### Objective
Collect from the data below each line with "IRSS".

### The input
>> START
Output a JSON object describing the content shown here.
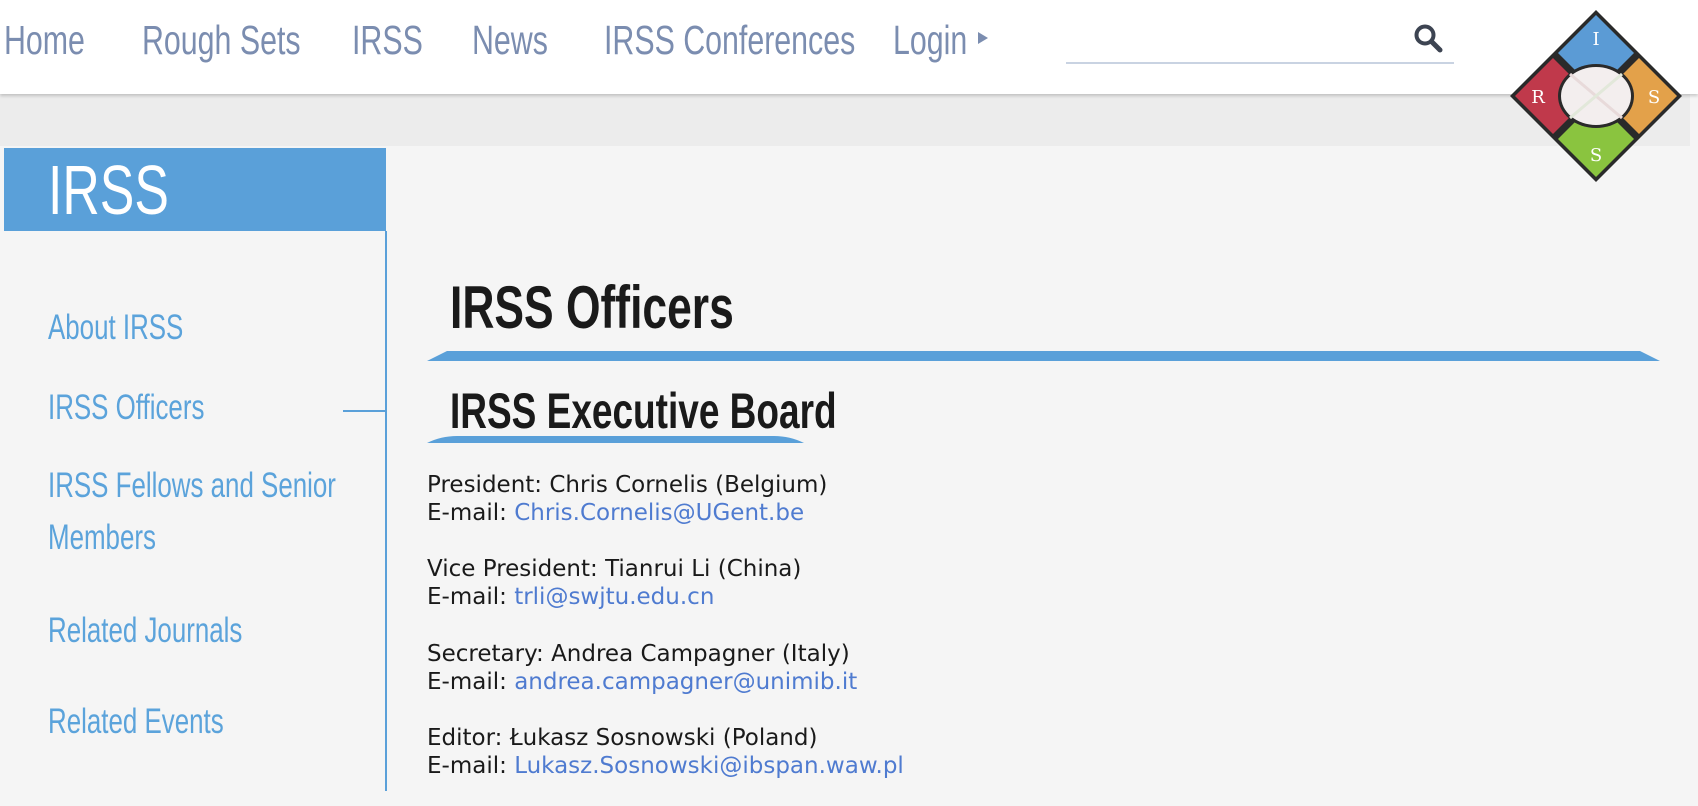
{
  "nav": {
    "items": [
      "Home",
      "Rough Sets",
      "IRSS",
      "News",
      "IRSS Conferences",
      "Login"
    ],
    "search_value": ""
  },
  "logo": {
    "top": "I",
    "left": "R",
    "right": "S",
    "bottom": "S"
  },
  "sidebar": {
    "title": "IRSS",
    "items": [
      {
        "label": "About IRSS"
      },
      {
        "label": "IRSS Officers",
        "active": true
      },
      {
        "label_line1": "IRSS Fellows and Senior",
        "label_line2": "Members"
      },
      {
        "label": "Related Journals"
      },
      {
        "label": "Related Events"
      }
    ]
  },
  "main": {
    "title": "IRSS Officers",
    "section_title": "IRSS Executive Board",
    "email_label": "E-mail:",
    "officers": [
      {
        "role_line": "President: Chris Cornelis (Belgium)",
        "email": "Chris.Cornelis@UGent.be"
      },
      {
        "role_line": "Vice President: Tianrui Li (China)",
        "email": "trli@swjtu.edu.cn"
      },
      {
        "role_line": "Secretary: Andrea Campagner (Italy)",
        "email": "andrea.campagner@unimib.it"
      },
      {
        "role_line": "Editor: Łukasz Sosnowski (Poland)",
        "email": "Lukasz.Sosnowski@ibspan.waw.pl"
      }
    ]
  },
  "colors": {
    "accent": "#5aa0d9",
    "nav_text": "#7b8db0",
    "link": "#4f7bd0",
    "logo_blue": "#5b9bd5",
    "logo_red": "#c0394b",
    "logo_orange": "#e3a14a",
    "logo_green": "#8ac43f"
  }
}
>> END
### Finished exercise
      "IRSS",
      "IRSS Conferences",
    "title": "IRSS",
        "label": "About IRSS"
        "label": "IRSS Officers",
        "label_line1": "IRSS Fellows and Senior",
    "title": "IRSS Officers",
    "section_title": "IRSS Executive Board",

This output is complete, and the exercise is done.